## START AVAILABLE RECORDS
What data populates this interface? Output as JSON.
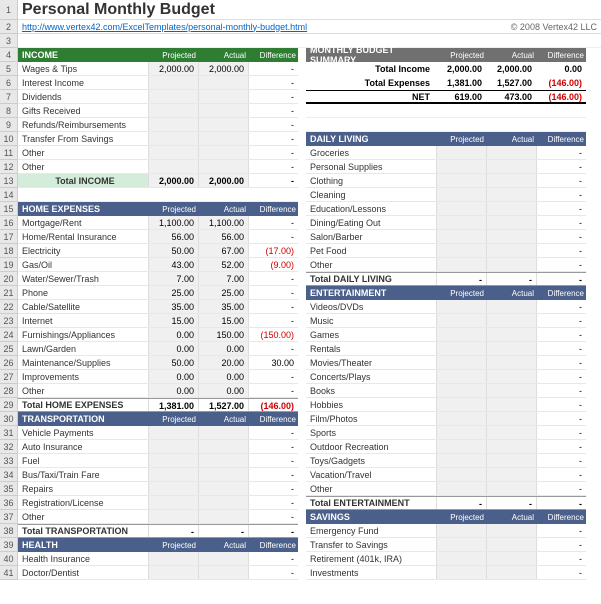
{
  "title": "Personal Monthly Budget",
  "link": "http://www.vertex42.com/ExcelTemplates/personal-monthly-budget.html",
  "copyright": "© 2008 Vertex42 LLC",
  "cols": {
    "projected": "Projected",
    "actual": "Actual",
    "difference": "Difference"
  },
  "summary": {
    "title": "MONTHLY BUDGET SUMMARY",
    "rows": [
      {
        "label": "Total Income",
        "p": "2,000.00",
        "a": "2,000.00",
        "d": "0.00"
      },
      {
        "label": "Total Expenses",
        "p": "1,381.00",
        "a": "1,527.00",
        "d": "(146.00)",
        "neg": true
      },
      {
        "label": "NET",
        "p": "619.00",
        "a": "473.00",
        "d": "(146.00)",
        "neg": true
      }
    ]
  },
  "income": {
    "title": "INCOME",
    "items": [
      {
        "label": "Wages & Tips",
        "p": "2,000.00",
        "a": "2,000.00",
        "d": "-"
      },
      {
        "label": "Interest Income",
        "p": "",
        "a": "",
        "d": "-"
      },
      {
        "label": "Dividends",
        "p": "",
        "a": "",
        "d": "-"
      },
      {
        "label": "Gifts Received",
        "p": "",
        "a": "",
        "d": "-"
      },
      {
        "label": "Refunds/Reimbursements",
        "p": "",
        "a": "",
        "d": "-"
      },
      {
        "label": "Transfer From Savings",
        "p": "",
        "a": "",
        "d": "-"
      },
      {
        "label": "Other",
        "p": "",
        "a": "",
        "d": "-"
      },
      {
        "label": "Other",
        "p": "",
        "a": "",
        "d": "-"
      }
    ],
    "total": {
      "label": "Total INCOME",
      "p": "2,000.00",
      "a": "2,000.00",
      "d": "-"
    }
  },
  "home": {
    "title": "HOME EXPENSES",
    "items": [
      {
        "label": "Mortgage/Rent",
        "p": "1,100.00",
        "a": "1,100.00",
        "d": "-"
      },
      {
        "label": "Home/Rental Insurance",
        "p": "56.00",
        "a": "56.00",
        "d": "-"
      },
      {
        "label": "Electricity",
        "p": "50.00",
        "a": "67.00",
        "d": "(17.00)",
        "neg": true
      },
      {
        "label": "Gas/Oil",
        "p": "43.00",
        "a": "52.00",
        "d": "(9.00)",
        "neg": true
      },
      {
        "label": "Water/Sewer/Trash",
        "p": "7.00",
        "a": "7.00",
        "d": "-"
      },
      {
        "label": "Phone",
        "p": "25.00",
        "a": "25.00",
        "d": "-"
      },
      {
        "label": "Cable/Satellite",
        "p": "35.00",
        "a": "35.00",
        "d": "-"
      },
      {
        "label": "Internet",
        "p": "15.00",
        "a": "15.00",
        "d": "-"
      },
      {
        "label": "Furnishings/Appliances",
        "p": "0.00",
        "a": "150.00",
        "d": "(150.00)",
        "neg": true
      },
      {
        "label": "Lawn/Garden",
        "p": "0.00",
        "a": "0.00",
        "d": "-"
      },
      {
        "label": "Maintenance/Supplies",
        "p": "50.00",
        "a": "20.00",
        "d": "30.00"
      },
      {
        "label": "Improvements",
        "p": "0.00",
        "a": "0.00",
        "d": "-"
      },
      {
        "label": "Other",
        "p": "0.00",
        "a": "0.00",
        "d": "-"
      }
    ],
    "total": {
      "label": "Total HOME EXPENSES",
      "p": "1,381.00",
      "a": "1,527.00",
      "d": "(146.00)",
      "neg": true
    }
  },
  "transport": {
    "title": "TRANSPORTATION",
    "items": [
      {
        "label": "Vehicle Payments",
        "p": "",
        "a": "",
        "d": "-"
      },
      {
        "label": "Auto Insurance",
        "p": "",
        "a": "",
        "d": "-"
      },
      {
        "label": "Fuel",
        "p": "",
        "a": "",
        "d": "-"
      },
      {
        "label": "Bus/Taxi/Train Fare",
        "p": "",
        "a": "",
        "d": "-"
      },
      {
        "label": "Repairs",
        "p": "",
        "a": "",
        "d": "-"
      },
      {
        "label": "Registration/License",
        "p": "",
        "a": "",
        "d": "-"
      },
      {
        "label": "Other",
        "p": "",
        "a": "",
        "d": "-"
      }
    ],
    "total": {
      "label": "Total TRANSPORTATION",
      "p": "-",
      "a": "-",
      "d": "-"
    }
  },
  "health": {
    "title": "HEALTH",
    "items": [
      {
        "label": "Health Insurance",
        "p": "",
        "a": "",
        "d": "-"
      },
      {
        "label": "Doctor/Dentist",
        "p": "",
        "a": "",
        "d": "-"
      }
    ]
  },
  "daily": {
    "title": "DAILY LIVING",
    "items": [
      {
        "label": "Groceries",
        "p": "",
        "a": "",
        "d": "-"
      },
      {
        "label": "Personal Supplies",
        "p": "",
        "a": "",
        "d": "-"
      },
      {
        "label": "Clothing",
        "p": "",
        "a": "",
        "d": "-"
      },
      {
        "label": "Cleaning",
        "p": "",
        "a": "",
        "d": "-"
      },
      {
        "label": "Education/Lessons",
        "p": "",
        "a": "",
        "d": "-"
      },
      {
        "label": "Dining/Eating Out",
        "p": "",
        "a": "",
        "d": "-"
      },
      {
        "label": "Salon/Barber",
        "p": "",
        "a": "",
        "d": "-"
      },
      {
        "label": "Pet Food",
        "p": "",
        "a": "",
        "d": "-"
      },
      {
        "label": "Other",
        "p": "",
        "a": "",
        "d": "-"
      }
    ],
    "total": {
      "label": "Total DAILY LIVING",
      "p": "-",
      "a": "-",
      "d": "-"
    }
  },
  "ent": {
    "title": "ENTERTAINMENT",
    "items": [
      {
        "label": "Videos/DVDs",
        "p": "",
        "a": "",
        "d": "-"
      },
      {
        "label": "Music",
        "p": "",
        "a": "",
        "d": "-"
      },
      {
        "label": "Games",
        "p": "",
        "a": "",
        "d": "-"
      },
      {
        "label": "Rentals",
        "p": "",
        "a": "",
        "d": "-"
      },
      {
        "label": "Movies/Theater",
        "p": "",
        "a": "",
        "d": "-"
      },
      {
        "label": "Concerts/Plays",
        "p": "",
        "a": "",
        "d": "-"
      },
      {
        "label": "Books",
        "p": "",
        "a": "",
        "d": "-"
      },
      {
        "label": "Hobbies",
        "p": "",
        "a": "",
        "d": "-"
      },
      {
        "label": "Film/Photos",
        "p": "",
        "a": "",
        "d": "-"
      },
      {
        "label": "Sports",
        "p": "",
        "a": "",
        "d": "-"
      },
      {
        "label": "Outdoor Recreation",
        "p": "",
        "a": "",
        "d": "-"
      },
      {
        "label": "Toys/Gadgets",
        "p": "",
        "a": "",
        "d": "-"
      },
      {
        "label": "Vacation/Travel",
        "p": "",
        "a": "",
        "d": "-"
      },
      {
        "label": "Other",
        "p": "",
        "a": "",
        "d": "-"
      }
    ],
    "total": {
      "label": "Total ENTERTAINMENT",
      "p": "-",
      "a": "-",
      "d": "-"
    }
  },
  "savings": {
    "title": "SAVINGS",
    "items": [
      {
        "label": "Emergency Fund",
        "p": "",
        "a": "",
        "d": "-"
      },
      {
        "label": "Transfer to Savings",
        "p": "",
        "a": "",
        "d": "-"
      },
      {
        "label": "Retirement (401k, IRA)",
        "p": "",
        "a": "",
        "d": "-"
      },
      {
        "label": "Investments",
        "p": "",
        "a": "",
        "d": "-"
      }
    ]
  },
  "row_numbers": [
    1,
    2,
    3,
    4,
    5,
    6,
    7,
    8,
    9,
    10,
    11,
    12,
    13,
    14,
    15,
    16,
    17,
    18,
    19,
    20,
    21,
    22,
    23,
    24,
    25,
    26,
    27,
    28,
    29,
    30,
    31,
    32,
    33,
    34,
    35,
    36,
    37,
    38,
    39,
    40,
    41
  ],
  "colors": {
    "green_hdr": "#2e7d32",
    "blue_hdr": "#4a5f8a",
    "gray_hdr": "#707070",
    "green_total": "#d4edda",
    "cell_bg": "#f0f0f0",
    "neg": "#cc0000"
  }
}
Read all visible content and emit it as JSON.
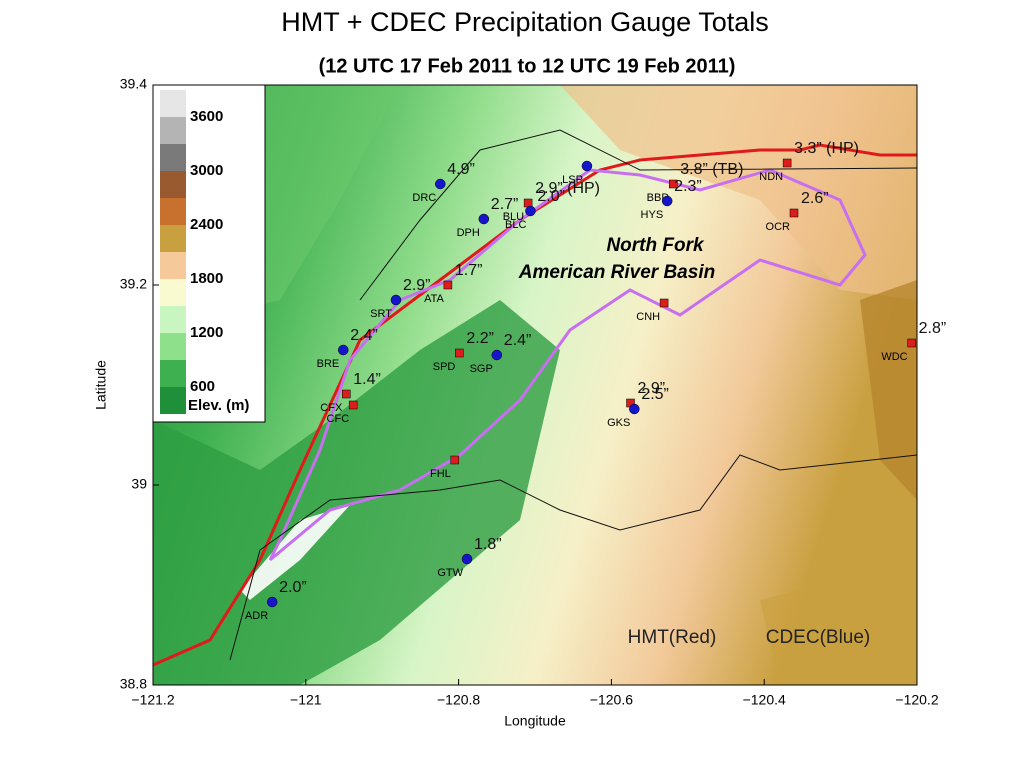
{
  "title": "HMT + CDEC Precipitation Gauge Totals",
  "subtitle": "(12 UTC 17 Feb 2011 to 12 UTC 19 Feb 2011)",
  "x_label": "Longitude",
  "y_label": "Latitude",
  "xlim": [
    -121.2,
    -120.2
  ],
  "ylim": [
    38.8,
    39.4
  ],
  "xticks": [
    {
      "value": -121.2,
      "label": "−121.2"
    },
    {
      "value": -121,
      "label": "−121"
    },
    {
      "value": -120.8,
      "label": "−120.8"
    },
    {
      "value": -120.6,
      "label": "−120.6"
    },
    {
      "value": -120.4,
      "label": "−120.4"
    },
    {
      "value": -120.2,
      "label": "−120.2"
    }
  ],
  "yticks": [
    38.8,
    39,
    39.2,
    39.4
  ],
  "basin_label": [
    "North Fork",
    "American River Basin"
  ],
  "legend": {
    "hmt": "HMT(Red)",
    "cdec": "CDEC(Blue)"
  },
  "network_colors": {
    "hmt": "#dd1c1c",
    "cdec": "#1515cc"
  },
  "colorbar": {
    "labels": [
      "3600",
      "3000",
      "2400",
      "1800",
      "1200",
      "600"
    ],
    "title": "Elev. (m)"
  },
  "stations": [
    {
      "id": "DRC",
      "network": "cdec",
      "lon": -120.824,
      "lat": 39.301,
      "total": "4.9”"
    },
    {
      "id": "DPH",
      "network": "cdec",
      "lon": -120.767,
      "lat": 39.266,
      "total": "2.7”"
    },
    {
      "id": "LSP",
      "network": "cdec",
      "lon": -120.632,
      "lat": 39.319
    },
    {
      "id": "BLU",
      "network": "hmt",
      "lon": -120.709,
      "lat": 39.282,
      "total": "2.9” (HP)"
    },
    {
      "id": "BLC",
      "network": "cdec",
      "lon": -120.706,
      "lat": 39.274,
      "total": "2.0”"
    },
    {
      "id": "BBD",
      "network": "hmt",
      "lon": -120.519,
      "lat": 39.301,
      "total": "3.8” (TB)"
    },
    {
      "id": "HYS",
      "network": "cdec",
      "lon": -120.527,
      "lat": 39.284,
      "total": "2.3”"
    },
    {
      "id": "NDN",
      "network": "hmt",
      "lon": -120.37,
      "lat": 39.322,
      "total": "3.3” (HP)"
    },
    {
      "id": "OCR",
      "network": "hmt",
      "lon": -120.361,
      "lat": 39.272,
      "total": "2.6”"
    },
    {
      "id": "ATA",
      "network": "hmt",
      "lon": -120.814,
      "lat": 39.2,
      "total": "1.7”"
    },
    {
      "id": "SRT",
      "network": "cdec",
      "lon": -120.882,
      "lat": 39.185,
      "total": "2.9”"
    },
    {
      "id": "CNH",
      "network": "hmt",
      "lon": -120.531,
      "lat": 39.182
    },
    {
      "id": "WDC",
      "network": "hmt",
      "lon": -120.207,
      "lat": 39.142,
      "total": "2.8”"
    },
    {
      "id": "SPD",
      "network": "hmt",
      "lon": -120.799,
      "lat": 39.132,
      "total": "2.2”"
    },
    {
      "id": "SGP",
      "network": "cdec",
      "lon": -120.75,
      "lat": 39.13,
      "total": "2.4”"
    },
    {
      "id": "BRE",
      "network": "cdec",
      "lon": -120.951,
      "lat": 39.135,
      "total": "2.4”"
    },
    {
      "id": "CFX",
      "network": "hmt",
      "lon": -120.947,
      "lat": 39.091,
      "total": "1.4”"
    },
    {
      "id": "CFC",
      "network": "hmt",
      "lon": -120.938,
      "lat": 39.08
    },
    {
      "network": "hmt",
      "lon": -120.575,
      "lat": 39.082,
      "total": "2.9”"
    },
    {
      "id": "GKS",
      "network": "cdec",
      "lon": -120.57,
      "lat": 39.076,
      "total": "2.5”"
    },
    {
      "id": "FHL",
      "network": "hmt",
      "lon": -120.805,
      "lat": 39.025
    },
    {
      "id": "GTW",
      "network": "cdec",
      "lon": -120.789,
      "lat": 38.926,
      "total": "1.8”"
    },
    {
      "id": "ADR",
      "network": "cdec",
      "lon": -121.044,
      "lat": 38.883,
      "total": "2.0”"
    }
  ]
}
## END AVAILABLE RECORDS
INSTRUCTIONS TO FOLLOW >> State the count of lines above containing the string "Supplies", and add nothing to it.

WORKED ANSWER >> 2